--- begin INFORMATION SUPPLIED ---

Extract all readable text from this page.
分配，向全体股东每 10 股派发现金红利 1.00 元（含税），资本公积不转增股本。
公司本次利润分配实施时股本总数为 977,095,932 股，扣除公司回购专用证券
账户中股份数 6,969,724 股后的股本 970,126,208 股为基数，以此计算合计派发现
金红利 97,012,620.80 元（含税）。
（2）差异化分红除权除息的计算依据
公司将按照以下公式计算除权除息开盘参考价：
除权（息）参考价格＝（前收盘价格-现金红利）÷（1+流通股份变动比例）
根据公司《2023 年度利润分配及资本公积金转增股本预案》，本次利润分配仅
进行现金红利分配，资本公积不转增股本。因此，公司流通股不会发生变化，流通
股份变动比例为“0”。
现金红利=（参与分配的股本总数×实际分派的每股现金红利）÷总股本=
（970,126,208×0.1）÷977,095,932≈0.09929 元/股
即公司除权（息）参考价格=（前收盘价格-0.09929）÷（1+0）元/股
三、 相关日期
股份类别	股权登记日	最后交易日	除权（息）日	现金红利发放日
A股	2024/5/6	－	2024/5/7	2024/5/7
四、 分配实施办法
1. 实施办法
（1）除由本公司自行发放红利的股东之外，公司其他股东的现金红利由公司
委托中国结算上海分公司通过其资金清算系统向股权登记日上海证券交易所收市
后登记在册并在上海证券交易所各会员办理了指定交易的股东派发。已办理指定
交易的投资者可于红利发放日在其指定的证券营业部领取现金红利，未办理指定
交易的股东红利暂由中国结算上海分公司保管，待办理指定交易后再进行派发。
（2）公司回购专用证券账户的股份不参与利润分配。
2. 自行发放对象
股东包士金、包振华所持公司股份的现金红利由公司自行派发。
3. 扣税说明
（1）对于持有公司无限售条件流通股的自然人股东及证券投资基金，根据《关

--- end INFORMATION SUPPLIED ---

**WHAT IS BEING ASKED**
Extract every record and return it verbatim.

**COMPLETED EXERCISE**
Extract all readable text from this page.
分配，向全体股东每 10 股派发现金红利 1.00 元（含税），资本公积不转增股本。
公司本次利润分配实施时股本总数为 977,095,932 股，扣除公司回购专用证券
账户中股份数 6,969,724 股后的股本 970,126,208 股为基数，以此计算合计派发现
金红利 97,012,620.80 元（含税）。
（2）差异化分红除权除息的计算依据
公司将按照以下公式计算除权除息开盘参考价：
除权（息）参考价格＝（前收盘价格-现金红利）÷（1+流通股份变动比例）
根据公司《2023 年度利润分配及资本公积金转增股本预案》，本次利润分配仅
进行现金红利分配，资本公积不转增股本。因此，公司流通股不会发生变化，流通
股份变动比例为“0”。
现金红利=（参与分配的股本总数×实际分派的每股现金红利）÷总股本=
（970,126,208×0.1）÷977,095,932≈0.09929 元/股
即公司除权（息）参考价格=（前收盘价格-0.09929）÷（1+0）元/股
三、 相关日期
股份类别	股权登记日	最后交易日	除权（息）日	现金红利发放日
A股	2024/5/6	－	2024/5/7	2024/5/7
四、 分配实施办法
1. 实施办法
（1）除由本公司自行发放红利的股东之外，公司其他股东的现金红利由公司
委托中国结算上海分公司通过其资金清算系统向股权登记日上海证券交易所收市
后登记在册并在上海证券交易所各会员办理了指定交易的股东派发。已办理指定
交易的投资者可于红利发放日在其指定的证券营业部领取现金红利，未办理指定
交易的股东红利暂由中国结算上海分公司保管，待办理指定交易后再进行派发。
（2）公司回购专用证券账户的股份不参与利润分配。
2. 自行发放对象
股东包士金、包振华所持公司股份的现金红利由公司自行派发。
3. 扣税说明
（1）对于持有公司无限售条件流通股的自然人股东及证券投资基金，根据《关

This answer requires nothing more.